- What needs to be done -
Each entry should be quoted word for word, including every mark of punctuation.

● ● ● ● ● ● ●

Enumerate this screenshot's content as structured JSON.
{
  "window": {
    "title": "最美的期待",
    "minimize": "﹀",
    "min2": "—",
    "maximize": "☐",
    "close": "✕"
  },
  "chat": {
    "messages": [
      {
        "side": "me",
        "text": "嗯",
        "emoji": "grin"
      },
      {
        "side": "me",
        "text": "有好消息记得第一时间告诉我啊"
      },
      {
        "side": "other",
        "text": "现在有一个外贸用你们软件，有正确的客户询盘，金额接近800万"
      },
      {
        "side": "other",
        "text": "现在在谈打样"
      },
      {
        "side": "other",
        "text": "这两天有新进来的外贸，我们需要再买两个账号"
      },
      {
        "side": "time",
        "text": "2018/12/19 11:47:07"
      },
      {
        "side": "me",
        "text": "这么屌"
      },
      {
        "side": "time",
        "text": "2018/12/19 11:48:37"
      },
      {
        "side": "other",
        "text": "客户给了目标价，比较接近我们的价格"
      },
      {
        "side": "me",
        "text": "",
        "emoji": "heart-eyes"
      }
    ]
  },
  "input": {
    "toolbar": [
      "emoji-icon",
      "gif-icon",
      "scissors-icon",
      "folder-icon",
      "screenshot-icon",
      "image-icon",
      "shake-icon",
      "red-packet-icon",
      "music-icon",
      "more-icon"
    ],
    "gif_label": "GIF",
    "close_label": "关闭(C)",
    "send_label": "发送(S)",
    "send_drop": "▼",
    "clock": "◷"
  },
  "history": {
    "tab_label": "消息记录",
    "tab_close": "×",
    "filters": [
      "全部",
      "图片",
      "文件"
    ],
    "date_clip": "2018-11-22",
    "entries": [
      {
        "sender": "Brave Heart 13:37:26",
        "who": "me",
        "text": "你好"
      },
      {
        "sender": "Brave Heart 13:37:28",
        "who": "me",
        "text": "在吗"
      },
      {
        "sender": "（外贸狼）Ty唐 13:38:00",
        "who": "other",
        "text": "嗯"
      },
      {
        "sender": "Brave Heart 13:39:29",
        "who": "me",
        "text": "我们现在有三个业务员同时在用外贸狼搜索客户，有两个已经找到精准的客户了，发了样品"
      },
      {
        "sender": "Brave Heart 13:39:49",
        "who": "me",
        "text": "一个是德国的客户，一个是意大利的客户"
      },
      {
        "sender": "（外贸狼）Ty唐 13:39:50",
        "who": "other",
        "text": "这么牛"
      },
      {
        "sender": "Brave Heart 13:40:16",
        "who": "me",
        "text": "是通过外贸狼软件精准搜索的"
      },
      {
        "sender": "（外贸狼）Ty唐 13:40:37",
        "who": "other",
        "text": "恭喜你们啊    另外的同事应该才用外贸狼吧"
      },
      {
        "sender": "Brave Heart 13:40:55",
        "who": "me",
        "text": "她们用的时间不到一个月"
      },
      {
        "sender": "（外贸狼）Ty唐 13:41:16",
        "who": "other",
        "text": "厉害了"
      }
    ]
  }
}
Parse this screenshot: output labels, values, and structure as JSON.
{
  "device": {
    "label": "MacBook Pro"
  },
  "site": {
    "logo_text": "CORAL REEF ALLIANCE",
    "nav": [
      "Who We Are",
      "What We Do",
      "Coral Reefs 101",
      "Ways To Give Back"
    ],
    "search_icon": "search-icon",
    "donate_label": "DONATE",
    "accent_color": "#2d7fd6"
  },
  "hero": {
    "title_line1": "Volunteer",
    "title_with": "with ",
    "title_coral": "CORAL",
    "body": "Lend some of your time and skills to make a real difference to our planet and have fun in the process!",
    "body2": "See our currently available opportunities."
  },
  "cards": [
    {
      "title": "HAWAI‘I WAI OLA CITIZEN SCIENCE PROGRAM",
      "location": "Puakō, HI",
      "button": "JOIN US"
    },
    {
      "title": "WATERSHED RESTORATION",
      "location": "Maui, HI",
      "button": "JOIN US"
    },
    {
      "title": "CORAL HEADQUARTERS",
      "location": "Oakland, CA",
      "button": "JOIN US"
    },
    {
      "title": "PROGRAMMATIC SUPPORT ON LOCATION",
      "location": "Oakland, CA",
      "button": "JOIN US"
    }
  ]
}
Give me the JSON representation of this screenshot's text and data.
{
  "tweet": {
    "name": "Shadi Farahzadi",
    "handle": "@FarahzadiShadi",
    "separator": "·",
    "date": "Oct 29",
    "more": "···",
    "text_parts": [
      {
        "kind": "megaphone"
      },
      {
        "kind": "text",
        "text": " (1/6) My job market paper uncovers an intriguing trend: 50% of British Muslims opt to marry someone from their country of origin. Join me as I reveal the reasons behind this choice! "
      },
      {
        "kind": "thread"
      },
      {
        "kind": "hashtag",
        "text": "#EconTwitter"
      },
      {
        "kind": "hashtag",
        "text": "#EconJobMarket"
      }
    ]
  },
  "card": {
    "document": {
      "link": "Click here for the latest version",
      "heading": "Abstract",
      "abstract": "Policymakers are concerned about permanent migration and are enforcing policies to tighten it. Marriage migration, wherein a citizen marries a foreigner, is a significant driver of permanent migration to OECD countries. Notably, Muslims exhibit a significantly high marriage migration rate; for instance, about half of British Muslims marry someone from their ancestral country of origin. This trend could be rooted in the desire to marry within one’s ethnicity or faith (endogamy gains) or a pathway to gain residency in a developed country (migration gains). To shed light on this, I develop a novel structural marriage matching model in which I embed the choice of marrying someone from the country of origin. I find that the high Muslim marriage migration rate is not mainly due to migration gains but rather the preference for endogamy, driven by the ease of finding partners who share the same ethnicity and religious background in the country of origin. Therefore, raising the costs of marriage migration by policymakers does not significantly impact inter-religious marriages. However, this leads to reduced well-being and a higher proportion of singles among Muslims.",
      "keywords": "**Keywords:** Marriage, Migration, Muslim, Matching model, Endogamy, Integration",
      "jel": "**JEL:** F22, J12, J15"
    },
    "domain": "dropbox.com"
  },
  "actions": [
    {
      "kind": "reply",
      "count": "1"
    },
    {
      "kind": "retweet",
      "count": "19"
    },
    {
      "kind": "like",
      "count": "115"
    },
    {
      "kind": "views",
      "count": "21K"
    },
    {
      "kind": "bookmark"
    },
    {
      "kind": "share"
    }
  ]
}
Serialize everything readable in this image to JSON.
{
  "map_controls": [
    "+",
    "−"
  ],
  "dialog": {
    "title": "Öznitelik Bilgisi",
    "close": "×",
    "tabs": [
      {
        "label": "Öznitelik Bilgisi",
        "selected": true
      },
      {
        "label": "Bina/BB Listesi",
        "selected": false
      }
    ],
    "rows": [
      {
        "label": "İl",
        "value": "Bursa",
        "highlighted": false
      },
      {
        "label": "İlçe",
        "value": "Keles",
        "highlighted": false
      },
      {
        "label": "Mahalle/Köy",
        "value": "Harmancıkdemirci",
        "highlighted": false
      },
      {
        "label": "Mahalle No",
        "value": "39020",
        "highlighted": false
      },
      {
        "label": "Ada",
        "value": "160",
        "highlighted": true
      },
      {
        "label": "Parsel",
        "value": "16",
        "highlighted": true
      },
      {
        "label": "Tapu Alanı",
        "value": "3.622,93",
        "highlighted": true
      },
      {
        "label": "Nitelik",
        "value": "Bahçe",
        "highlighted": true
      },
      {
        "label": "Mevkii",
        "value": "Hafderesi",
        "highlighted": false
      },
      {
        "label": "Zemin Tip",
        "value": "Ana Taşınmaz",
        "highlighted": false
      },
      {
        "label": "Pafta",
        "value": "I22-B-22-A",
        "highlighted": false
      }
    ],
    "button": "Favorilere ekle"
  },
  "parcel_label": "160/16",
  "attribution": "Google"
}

● ● ● ● ● ● ●

- Solution to this problem -
Enumerate this screenshot's content as structured JSON.
{
  "window": {
    "title": "最美的期待",
    "minimize": "﹀",
    "min2": "—",
    "maximize": "☐",
    "close": "✕"
  },
  "chat": {
    "messages": [
      {
        "side": "me",
        "text": "嗯",
        "emoji": "grin"
      },
      {
        "side": "me",
        "text": "有好消息记得第一时间告诉我啊"
      },
      {
        "side": "other",
        "text": "现在有一个外贸用你们软件，有正确的客户询盘，金额接近800万"
      },
      {
        "side": "other",
        "text": "现在在谈打样"
      },
      {
        "side": "other",
        "text": "这两天有新进来的外贸，我们需要再买两个账号"
      },
      {
        "side": "time",
        "text": "2018/12/19 11:47:07"
      },
      {
        "side": "me",
        "text": "这么屌"
      },
      {
        "side": "time",
        "text": "2018/12/19 11:48:37"
      },
      {
        "side": "other",
        "text": "客户给了目标价，比较接近我们的价格"
      },
      {
        "side": "me",
        "text": "",
        "emoji": "heart-eyes"
      }
    ]
  },
  "input": {
    "toolbar": [
      "emoji-icon",
      "gif-icon",
      "scissors-icon",
      "folder-icon",
      "screenshot-icon",
      "image-icon",
      "shake-icon",
      "red-packet-icon",
      "music-icon",
      "more-icon"
    ],
    "gif_label": "GIF",
    "close_label": "关闭(C)",
    "send_label": "发送(S)",
    "send_drop": "▼",
    "clock": "◷"
  },
  "history": {
    "tab_label": "消息记录",
    "tab_close": "×",
    "filters": [
      "全部",
      "图片",
      "文件"
    ],
    "date_clip": "2018-11-22",
    "entries": [
      {
        "sender": "Brave Heart 13:37:26",
        "who": "me",
        "text": "你好"
      },
      {
        "sender": "Brave Heart 13:37:28",
        "who": "me",
        "text": "在吗"
      },
      {
        "sender": "（外贸狼）Ty唐 13:38:00",
        "who": "other",
        "text": "嗯"
      },
      {
        "sender": "Brave Heart 13:39:29",
        "who": "me",
        "text": "我们现在有三个业务员同时在用外贸狼搜索客户，有两个已经找到精准的客户了，发了样品"
      },
      {
        "sender": "Brave Heart 13:39:49",
        "who": "me",
        "text": "一个是德国的客户，一个是意大利的客户"
      },
      {
        "sender": "（外贸狼）Ty唐 13:39:50",
        "who": "other",
        "text": "这么牛"
      },
      {
        "sender": "Brave Heart 13:40:16",
        "who": "me",
        "text": "是通过外贸狼软件精准搜索的"
      },
      {
        "sender": "（外贸狼）Ty唐 13:40:37",
        "who": "other",
        "text": "恭喜你们啊    另外的同事应该才用外贸狼吧"
      },
      {
        "sender": "Brave Heart 13:40:55",
        "who": "me",
        "text": "她们用的时间不到一个月"
      },
      {
        "sender": "（外贸狼）Ty唐 13:41:16",
        "who": "other",
        "text": "厉害了"
      }
    ]
  }
}
Parse this screenshot: output labels, values, and structure as JSON.
{
  "device": {
    "label": "MacBook Pro"
  },
  "site": {
    "logo_text": "CORAL REEF ALLIANCE",
    "nav": [
      "Who We Are",
      "What We Do",
      "Coral Reefs 101",
      "Ways To Give Back"
    ],
    "search_icon": "search-icon",
    "donate_label": "DONATE",
    "accent_color": "#2d7fd6"
  },
  "hero": {
    "title_line1": "Volunteer",
    "title_with": "with ",
    "title_coral": "CORAL",
    "body": "Lend some of your time and skills to make a real difference to our planet and have fun in the process!",
    "body2": "See our currently available opportunities."
  },
  "cards": [
    {
      "title": "HAWAI‘I WAI OLA CITIZEN SCIENCE PROGRAM",
      "location": "Puakō, HI",
      "button": "JOIN US"
    },
    {
      "title": "WATERSHED RESTORATION",
      "location": "Maui, HI",
      "button": "JOIN US"
    },
    {
      "title": "CORAL HEADQUARTERS",
      "location": "Oakland, CA",
      "button": "JOIN US"
    },
    {
      "title": "PROGRAMMATIC SUPPORT ON LOCATION",
      "location": "Oakland, CA",
      "button": "JOIN US"
    }
  ]
}
Give me the JSON representation of this screenshot's text and data.
{
  "tweet": {
    "name": "Shadi Farahzadi",
    "handle": "@FarahzadiShadi",
    "separator": "·",
    "date": "Oct 29",
    "more": "···",
    "text_parts": [
      {
        "kind": "megaphone"
      },
      {
        "kind": "text",
        "text": " (1/6) My job market paper uncovers an intriguing trend: 50% of British Muslims opt to marry someone from their country of origin. Join me as I reveal the reasons behind this choice! "
      },
      {
        "kind": "thread"
      },
      {
        "kind": "hashtag",
        "text": "#EconTwitter"
      },
      {
        "kind": "hashtag",
        "text": "#EconJobMarket"
      }
    ]
  },
  "card": {
    "document": {
      "link": "Click here for the latest version",
      "heading": "Abstract",
      "abstract": "Policymakers are concerned about permanent migration and are enforcing policies to tighten it. Marriage migration, wherein a citizen marries a foreigner, is a significant driver of permanent migration to OECD countries. Notably, Muslims exhibit a significantly high marriage migration rate; for instance, about half of British Muslims marry someone from their ancestral country of origin. This trend could be rooted in the desire to marry within one’s ethnicity or faith (endogamy gains) or a pathway to gain residency in a developed country (migration gains). To shed light on this, I develop a novel structural marriage matching model in which I embed the choice of marrying someone from the country of origin. I find that the high Muslim marriage migration rate is not mainly due to migration gains but rather the preference for endogamy, driven by the ease of finding partners who share the same ethnicity and religious background in the country of origin. Therefore, raising the costs of marriage migration by policymakers does not significantly impact inter-religious marriages. However, this leads to reduced well-being and a higher proportion of singles among Muslims.",
      "keywords": "**Keywords:** Marriage, Migration, Muslim, Matching model, Endogamy, Integration",
      "jel": "**JEL:** F22, J12, J15"
    },
    "domain": "dropbox.com"
  },
  "actions": [
    {
      "kind": "reply",
      "count": "1"
    },
    {
      "kind": "retweet",
      "count": "19"
    },
    {
      "kind": "like",
      "count": "115"
    },
    {
      "kind": "views",
      "count": "21K"
    },
    {
      "kind": "bookmark"
    },
    {
      "kind": "share"
    }
  ]
}
Serialize everything readable in this image to JSON.
{
  "map_controls": [
    "+",
    "−"
  ],
  "dialog": {
    "title": "Öznitelik Bilgisi",
    "close": "×",
    "tabs": [
      {
        "label": "Öznitelik Bilgisi",
        "selected": true
      },
      {
        "label": "Bina/BB Listesi",
        "selected": false
      }
    ],
    "rows": [
      {
        "label": "İl",
        "value": "Bursa",
        "highlighted": false
      },
      {
        "label": "İlçe",
        "value": "Keles",
        "highlighted": false
      },
      {
        "label": "Mahalle/Köy",
        "value": "Harmancıkdemirci",
        "highlighted": false
      },
      {
        "label": "Mahalle No",
        "value": "39020",
        "highlighted": false
      },
      {
        "label": "Ada",
        "value": "160",
        "highlighted": true
      },
      {
        "label": "Parsel",
        "value": "16",
        "highlighted": true
      },
      {
        "label": "Tapu Alanı",
        "value": "3.622,93",
        "highlighted": true
      },
      {
        "label": "Nitelik",
        "value": "Bahçe",
        "highlighted": true
      },
      {
        "label": "Mevkii",
        "value": "Hafderesi",
        "highlighted": false
      },
      {
        "label": "Zemin Tip",
        "value": "Ana Taşınmaz",
        "highlighted": false
      },
      {
        "label": "Pafta",
        "value": "I22-B-22-A",
        "highlighted": false
      }
    ],
    "button": "Favorilere ekle"
  },
  "parcel_label": "160/16",
  "attribution": "Google"
}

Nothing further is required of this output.